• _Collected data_
+++

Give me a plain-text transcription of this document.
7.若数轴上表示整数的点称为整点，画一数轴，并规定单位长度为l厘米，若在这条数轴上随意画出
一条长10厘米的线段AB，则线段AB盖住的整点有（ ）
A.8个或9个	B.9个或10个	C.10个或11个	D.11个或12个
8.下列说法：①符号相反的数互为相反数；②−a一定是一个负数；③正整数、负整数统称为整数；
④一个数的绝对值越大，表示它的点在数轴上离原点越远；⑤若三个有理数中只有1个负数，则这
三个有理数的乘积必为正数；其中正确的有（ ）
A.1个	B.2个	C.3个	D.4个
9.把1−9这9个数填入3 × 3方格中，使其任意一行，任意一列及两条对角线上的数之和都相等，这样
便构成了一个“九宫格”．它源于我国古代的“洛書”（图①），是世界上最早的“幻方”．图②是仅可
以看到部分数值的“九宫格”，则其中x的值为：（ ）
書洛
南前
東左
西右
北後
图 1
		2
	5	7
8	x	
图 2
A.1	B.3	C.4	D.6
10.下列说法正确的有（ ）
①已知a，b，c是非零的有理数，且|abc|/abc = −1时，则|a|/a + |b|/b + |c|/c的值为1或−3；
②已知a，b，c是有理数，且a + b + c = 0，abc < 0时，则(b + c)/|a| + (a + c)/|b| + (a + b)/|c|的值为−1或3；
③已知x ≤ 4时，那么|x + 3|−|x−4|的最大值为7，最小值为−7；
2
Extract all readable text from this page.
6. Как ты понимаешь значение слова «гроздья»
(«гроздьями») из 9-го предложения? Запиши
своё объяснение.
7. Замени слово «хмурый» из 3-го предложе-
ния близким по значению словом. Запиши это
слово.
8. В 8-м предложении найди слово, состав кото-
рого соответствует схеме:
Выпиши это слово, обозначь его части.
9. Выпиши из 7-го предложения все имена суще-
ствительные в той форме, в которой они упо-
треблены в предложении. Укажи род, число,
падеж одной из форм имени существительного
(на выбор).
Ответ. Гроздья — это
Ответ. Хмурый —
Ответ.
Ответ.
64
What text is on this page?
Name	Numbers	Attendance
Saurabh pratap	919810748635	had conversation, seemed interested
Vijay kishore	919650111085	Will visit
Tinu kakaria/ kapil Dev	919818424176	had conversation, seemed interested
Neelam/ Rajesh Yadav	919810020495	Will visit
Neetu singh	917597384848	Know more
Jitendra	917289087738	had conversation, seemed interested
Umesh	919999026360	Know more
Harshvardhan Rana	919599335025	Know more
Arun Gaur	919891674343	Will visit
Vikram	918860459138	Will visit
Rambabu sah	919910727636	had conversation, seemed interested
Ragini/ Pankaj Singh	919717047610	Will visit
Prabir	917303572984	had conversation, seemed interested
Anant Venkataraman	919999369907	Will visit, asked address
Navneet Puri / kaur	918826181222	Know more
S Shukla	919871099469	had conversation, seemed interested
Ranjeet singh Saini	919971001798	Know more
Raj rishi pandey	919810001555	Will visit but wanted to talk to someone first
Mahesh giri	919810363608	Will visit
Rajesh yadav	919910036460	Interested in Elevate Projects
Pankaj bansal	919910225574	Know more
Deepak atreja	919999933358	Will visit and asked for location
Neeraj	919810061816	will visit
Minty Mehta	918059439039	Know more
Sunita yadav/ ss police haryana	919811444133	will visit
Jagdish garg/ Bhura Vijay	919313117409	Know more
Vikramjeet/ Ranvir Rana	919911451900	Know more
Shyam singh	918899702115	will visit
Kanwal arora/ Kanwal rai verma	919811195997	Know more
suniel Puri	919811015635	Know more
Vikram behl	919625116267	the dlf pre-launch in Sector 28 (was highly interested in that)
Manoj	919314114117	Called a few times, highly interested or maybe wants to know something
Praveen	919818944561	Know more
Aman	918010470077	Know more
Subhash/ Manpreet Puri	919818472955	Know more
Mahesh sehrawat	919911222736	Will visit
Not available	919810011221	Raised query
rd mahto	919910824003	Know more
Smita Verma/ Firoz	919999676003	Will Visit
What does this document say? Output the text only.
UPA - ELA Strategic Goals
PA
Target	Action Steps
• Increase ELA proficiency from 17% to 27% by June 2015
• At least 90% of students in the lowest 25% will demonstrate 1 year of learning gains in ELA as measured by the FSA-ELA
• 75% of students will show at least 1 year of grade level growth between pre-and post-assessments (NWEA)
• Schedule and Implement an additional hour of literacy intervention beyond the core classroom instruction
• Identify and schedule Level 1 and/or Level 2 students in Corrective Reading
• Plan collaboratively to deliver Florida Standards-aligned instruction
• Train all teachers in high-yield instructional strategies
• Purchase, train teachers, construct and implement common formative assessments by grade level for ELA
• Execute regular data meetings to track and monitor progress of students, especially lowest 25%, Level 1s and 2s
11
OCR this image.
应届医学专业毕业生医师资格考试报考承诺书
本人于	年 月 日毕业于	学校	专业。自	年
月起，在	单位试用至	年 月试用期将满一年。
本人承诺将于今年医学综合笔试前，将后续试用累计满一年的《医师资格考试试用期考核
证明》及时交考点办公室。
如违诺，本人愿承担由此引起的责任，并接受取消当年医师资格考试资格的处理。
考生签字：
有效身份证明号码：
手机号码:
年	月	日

+++

• _REQUIRED WORK_
Look through the data above. Copy every line with the string "assessments" in it.

• _REPLY_
• 75% of students will show at least 1 year of grade level growth between pre-and post-assessments (NWEA)
• Purchase, train teachers, construct and implement common formative assessments by grade level for ELA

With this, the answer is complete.